§ OBJECTIVE
All of the material should be reproduced exactly, with pictures left out.

§ EXERCISE INPUT
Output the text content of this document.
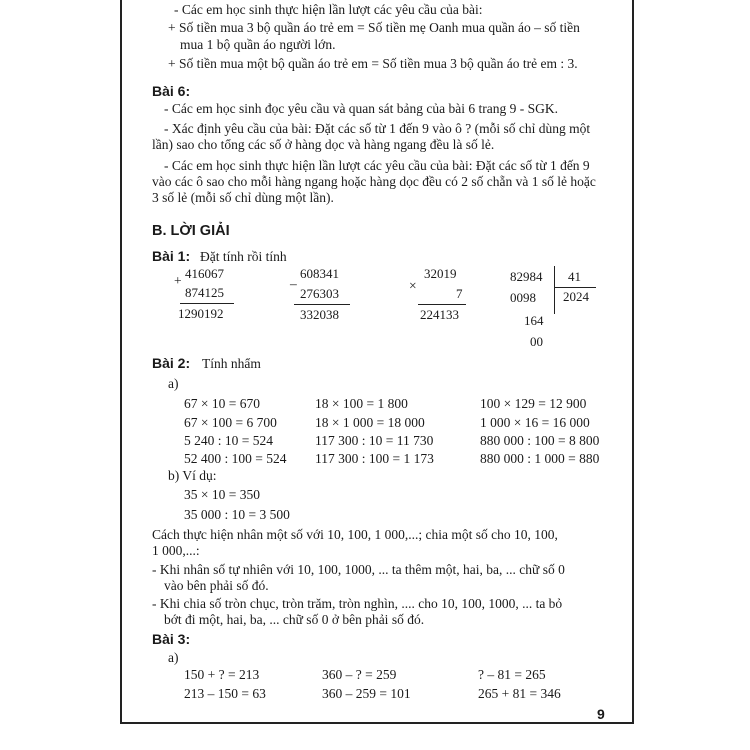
- Các em học sinh thực hiện lần lượt các yêu cầu của bài:
+ Số tiền mua 3 bộ quần áo trẻ em = Số tiền mẹ Oanh mua quần áo – số tiền
mua 1 bộ quần áo người lớn.
+ Số tiền mua một bộ quần áo trẻ em = Số tiền mua 3 bộ quần áo trẻ em : 3.
Bài 6:
- Các em học sinh đọc yêu cầu và quan sát bảng của bài 6 trang 9 - SGK.
- Xác định yêu cầu của bài: Đặt các số từ 1 đến 9 vào ô ? (mỗi số chỉ dùng một
lần) sao cho tổng các số ở hàng dọc và hàng ngang đều là số lẻ.
- Các em học sinh thực hiện lần lượt các yêu cầu của bài: Đặt các số từ 1 đến 9
vào các ô sao cho mỗi hàng ngang hoặc hàng dọc đều có 2 số chẵn và 1 số lẻ hoặc
3 số lẻ (mỗi số chỉ dùng một lần).
B. LỜI GIẢI
Bài 1: Đặt tính rồi tính
+ 416067
874125
1290192
–
608341
276303
332038
×
32019
7
224133
82984 41
0098 2024
164
00
Bài 2: Tính nhẩm
a)
67 × 10 = 670	18 × 100 = 1 800	100 × 129 = 12 900
67 × 100 = 6 700	18 × 1 000 = 18 000	1 000 × 16 = 16 000
5 240 : 10 = 524	117 300 : 10 = 11 730	880 000 : 100 = 8 800
52 400 : 100 = 524 117 300 : 100 = 1 173	880 000 : 1 000 = 880
b) Ví dụ:
35 × 10 = 350
35 000 : 10 = 3 500
Cách thực hiện nhân một số với 10, 100, 1 000,...; chia một số cho 10, 100,
1 000,...:
- Khi nhân số tự nhiên với 10, 100, 1000, ... ta thêm một, hai, ba, ... chữ số 0
vào bên phải số đó.
- Khi chia số tròn chục, tròn trăm, tròn nghìn, .... cho 10, 100, 1000, ... ta bỏ
bớt đi một, hai, ba, ... chữ số 0 ở bên phải số đó.
Bài 3:
a)
150 + ? = 213	360 – ? = 259	? – 81 = 265
213 – 150 = 63	360 – 259 = 101	265 + 81 = 346
9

§ COMPLETED EXERCISE
Output the text content of this document.
- Các em học sinh thực hiện lần lượt các yêu cầu của bài:
+ Số tiền mua 3 bộ quần áo trẻ em = Số tiền mẹ Oanh mua quần áo – số tiền
mua 1 bộ quần áo người lớn.
+ Số tiền mua một bộ quần áo trẻ em = Số tiền mua 3 bộ quần áo trẻ em : 3.
Bài 6:
- Các em học sinh đọc yêu cầu và quan sát bảng của bài 6 trang 9 - SGK.
- Xác định yêu cầu của bài: Đặt các số từ 1 đến 9 vào ô ? (mỗi số chỉ dùng một
lần) sao cho tổng các số ở hàng dọc và hàng ngang đều là số lẻ.
- Các em học sinh thực hiện lần lượt các yêu cầu của bài: Đặt các số từ 1 đến 9
vào các ô sao cho mỗi hàng ngang hoặc hàng dọc đều có 2 số chẵn và 1 số lẻ hoặc
3 số lẻ (mỗi số chỉ dùng một lần).
B. LỜI GIẢI
Bài 1: Đặt tính rồi tính
+ 416067
874125
1290192
–
608341
276303
332038
×
32019
7
224133
82984 41
0098 2024
164
00
Bài 2: Tính nhẩm
a)
67 × 10 = 670	18 × 100 = 1 800	100 × 129 = 12 900
67 × 100 = 6 700	18 × 1 000 = 18 000	1 000 × 16 = 16 000
5 240 : 10 = 524	117 300 : 10 = 11 730	880 000 : 100 = 8 800
52 400 : 100 = 524 117 300 : 100 = 1 173	880 000 : 1 000 = 880
b) Ví dụ:
35 × 10 = 350
35 000 : 10 = 3 500
Cách thực hiện nhân một số với 10, 100, 1 000,...; chia một số cho 10, 100,
1 000,...:
- Khi nhân số tự nhiên với 10, 100, 1000, ... ta thêm một, hai, ba, ... chữ số 0
vào bên phải số đó.
- Khi chia số tròn chục, tròn trăm, tròn nghìn, .... cho 10, 100, 1000, ... ta bỏ
bớt đi một, hai, ba, ... chữ số 0 ở bên phải số đó.
Bài 3:
a)
150 + ? = 213	360 – ? = 259	? – 81 = 265
213 – 150 = 63	360 – 259 = 101	265 + 81 = 346
9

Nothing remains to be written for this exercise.